[WHAT IS BEING ASKED]: Give every line below again, exactly.

— START OF EXERCISE MATERIAL —

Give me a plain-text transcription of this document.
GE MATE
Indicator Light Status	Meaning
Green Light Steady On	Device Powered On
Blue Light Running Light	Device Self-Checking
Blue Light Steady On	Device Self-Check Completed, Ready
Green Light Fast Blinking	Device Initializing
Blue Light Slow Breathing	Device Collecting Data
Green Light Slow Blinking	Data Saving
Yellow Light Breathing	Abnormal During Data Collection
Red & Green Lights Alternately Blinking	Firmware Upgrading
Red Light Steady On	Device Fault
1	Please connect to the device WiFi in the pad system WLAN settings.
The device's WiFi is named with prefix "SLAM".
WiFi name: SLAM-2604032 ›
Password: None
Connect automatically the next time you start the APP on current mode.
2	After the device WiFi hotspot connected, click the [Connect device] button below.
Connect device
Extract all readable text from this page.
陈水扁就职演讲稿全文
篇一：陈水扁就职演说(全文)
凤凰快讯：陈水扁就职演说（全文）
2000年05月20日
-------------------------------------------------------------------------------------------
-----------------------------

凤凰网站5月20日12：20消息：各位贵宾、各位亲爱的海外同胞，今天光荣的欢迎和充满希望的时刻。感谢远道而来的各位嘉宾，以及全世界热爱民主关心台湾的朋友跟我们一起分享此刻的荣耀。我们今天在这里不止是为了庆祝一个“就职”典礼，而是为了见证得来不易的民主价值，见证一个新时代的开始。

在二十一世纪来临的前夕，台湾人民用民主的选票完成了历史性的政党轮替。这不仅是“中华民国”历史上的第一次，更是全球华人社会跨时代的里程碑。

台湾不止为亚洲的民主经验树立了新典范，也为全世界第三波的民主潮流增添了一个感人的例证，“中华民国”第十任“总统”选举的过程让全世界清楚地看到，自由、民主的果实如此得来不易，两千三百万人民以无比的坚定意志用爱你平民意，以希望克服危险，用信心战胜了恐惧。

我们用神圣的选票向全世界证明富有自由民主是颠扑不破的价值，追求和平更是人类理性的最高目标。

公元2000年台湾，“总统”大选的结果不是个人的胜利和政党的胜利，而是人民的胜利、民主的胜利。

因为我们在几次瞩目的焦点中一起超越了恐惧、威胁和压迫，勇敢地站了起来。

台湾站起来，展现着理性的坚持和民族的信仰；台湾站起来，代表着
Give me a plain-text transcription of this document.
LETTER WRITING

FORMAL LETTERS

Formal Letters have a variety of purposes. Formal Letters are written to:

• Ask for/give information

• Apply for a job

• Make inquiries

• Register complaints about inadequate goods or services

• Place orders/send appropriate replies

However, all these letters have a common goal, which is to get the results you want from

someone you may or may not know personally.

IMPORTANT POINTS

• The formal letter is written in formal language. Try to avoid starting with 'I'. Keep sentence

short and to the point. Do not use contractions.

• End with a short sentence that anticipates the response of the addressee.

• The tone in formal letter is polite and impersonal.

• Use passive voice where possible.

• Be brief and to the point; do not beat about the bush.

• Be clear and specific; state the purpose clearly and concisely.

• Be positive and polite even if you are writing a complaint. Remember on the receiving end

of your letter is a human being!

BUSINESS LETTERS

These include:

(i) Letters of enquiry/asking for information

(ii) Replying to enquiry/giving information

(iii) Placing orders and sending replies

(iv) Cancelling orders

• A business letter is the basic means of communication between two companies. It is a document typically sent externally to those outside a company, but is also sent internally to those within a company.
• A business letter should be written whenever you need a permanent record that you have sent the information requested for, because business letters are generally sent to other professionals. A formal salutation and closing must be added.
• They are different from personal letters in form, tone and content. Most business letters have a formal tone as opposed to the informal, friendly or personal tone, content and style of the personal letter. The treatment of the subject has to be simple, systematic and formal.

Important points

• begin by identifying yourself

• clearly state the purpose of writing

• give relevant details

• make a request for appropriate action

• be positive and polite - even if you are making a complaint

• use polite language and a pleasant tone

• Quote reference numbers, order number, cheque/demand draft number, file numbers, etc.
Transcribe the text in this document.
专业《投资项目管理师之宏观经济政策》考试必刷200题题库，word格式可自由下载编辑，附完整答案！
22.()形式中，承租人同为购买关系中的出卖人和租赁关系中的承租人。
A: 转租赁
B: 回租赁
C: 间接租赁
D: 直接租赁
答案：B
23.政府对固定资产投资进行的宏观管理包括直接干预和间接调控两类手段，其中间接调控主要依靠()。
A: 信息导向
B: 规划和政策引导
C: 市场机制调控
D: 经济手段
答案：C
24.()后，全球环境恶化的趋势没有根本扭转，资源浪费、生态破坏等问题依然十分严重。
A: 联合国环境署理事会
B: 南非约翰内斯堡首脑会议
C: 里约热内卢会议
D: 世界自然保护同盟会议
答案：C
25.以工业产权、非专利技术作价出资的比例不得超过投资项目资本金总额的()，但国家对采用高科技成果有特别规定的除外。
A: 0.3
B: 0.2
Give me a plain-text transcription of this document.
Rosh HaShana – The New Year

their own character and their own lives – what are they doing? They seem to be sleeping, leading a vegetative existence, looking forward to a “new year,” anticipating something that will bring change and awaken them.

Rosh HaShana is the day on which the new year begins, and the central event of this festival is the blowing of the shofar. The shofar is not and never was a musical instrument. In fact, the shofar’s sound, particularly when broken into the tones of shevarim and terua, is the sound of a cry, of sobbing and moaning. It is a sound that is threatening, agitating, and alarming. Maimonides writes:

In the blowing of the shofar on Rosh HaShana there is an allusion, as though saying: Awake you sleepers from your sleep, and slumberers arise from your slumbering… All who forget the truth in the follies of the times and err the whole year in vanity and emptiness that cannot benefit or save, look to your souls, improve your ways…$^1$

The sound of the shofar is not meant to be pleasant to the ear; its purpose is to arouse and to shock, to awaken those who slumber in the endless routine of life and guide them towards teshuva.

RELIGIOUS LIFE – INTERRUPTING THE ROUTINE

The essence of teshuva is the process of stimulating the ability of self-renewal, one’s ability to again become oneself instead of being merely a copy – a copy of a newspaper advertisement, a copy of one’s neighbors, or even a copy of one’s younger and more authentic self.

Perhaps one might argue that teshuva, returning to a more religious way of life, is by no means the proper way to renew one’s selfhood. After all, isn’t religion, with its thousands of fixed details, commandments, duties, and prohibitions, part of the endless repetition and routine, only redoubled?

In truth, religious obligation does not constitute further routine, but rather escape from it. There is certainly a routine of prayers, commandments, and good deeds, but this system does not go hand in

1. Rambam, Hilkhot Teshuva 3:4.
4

— END OF EXERCISE MATERIAL —

[WORKED SOLUTION]:
Give me a plain-text transcription of this document.
GE MATE
Indicator Light Status	Meaning
Green Light Steady On	Device Powered On
Blue Light Running Light	Device Self-Checking
Blue Light Steady On	Device Self-Check Completed, Ready
Green Light Fast Blinking	Device Initializing
Blue Light Slow Breathing	Device Collecting Data
Green Light Slow Blinking	Data Saving
Yellow Light Breathing	Abnormal During Data Collection
Red & Green Lights Alternately Blinking	Firmware Upgrading
Red Light Steady On	Device Fault
1	Please connect to the device WiFi in the pad system WLAN settings.
The device's WiFi is named with prefix "SLAM".
WiFi name: SLAM-2604032 ›
Password: None
Connect automatically the next time you start the APP on current mode.
2	After the device WiFi hotspot connected, click the [Connect device] button below.
Connect device
Extract all readable text from this page.
陈水扁就职演讲稿全文
篇一：陈水扁就职演说(全文)
凤凰快讯：陈水扁就职演说（全文）
2000年05月20日
-------------------------------------------------------------------------------------------
-----------------------------

凤凰网站5月20日12：20消息：各位贵宾、各位亲爱的海外同胞，今天光荣的欢迎和充满希望的时刻。感谢远道而来的各位嘉宾，以及全世界热爱民主关心台湾的朋友跟我们一起分享此刻的荣耀。我们今天在这里不止是为了庆祝一个“就职”典礼，而是为了见证得来不易的民主价值，见证一个新时代的开始。

在二十一世纪来临的前夕，台湾人民用民主的选票完成了历史性的政党轮替。这不仅是“中华民国”历史上的第一次，更是全球华人社会跨时代的里程碑。

台湾不止为亚洲的民主经验树立了新典范，也为全世界第三波的民主潮流增添了一个感人的例证，“中华民国”第十任“总统”选举的过程让全世界清楚地看到，自由、民主的果实如此得来不易，两千三百万人民以无比的坚定意志用爱你平民意，以希望克服危险，用信心战胜了恐惧。

我们用神圣的选票向全世界证明富有自由民主是颠扑不破的价值，追求和平更是人类理性的最高目标。

公元2000年台湾，“总统”大选的结果不是个人的胜利和政党的胜利，而是人民的胜利、民主的胜利。

因为我们在几次瞩目的焦点中一起超越了恐惧、威胁和压迫，勇敢地站了起来。

台湾站起来，展现着理性的坚持和民族的信仰；台湾站起来，代表着
Give me a plain-text transcription of this document.
LETTER WRITING

FORMAL LETTERS

Formal Letters have a variety of purposes. Formal Letters are written to:

• Ask for/give information

• Apply for a job

• Make inquiries

• Register complaints about inadequate goods or services

• Place orders/send appropriate replies

However, all these letters have a common goal, which is to get the results you want from

someone you may or may not know personally.

IMPORTANT POINTS

• The formal letter is written in formal language. Try to avoid starting with 'I'. Keep sentence

short and to the point. Do not use contractions.

• End with a short sentence that anticipates the response of the addressee.

• The tone in formal letter is polite and impersonal.

• Use passive voice where possible.

• Be brief and to the point; do not beat about the bush.

• Be clear and specific; state the purpose clearly and concisely.

• Be positive and polite even if you are writing a complaint. Remember on the receiving end

of your letter is a human being!

BUSINESS LETTERS

These include:

(i) Letters of enquiry/asking for information

(ii) Replying to enquiry/giving information

(iii) Placing orders and sending replies

(iv) Cancelling orders

• A business letter is the basic means of communication between two companies. It is a document typically sent externally to those outside a company, but is also sent internally to those within a company.
• A business letter should be written whenever you need a permanent record that you have sent the information requested for, because business letters are generally sent to other professionals. A formal salutation and closing must be added.
• They are different from personal letters in form, tone and content. Most business letters have a formal tone as opposed to the informal, friendly or personal tone, content and style of the personal letter. The treatment of the subject has to be simple, systematic and formal.

Important points

• begin by identifying yourself

• clearly state the purpose of writing

• give relevant details

• make a request for appropriate action

• be positive and polite - even if you are making a complaint

• use polite language and a pleasant tone

• Quote reference numbers, order number, cheque/demand draft number, file numbers, etc.
Transcribe the text in this document.
专业《投资项目管理师之宏观经济政策》考试必刷200题题库，word格式可自由下载编辑，附完整答案！
22.()形式中，承租人同为购买关系中的出卖人和租赁关系中的承租人。
A: 转租赁
B: 回租赁
C: 间接租赁
D: 直接租赁
答案：B
23.政府对固定资产投资进行的宏观管理包括直接干预和间接调控两类手段，其中间接调控主要依靠()。
A: 信息导向
B: 规划和政策引导
C: 市场机制调控
D: 经济手段
答案：C
24.()后，全球环境恶化的趋势没有根本扭转，资源浪费、生态破坏等问题依然十分严重。
A: 联合国环境署理事会
B: 南非约翰内斯堡首脑会议
C: 里约热内卢会议
D: 世界自然保护同盟会议
答案：C
25.以工业产权、非专利技术作价出资的比例不得超过投资项目资本金总额的()，但国家对采用高科技成果有特别规定的除外。
A: 0.3
B: 0.2
Give me a plain-text transcription of this document.
Rosh HaShana – The New Year

their own character and their own lives – what are they doing? They seem to be sleeping, leading a vegetative existence, looking forward to a “new year,” anticipating something that will bring change and awaken them.

Rosh HaShana is the day on which the new year begins, and the central event of this festival is the blowing of the shofar. The shofar is not and never was a musical instrument. In fact, the shofar’s sound, particularly when broken into the tones of shevarim and terua, is the sound of a cry, of sobbing and moaning. It is a sound that is threatening, agitating, and alarming. Maimonides writes:

In the blowing of the shofar on Rosh HaShana there is an allusion, as though saying: Awake you sleepers from your sleep, and slumberers arise from your slumbering… All who forget the truth in the follies of the times and err the whole year in vanity and emptiness that cannot benefit or save, look to your souls, improve your ways…$^1$

The sound of the shofar is not meant to be pleasant to the ear; its purpose is to arouse and to shock, to awaken those who slumber in the endless routine of life and guide them towards teshuva.

RELIGIOUS LIFE – INTERRUPTING THE ROUTINE

The essence of teshuva is the process of stimulating the ability of self-renewal, one’s ability to again become oneself instead of being merely a copy – a copy of a newspaper advertisement, a copy of one’s neighbors, or even a copy of one’s younger and more authentic self.

Perhaps one might argue that teshuva, returning to a more religious way of life, is by no means the proper way to renew one’s selfhood. After all, isn’t religion, with its thousands of fixed details, commandments, duties, and prohibitions, part of the endless repetition and routine, only redoubled?

In truth, religious obligation does not constitute further routine, but rather escape from it. There is certainly a routine of prayers, commandments, and good deeds, but this system does not go hand in

1. Rambam, Hilkhot Teshuva 3:4.
4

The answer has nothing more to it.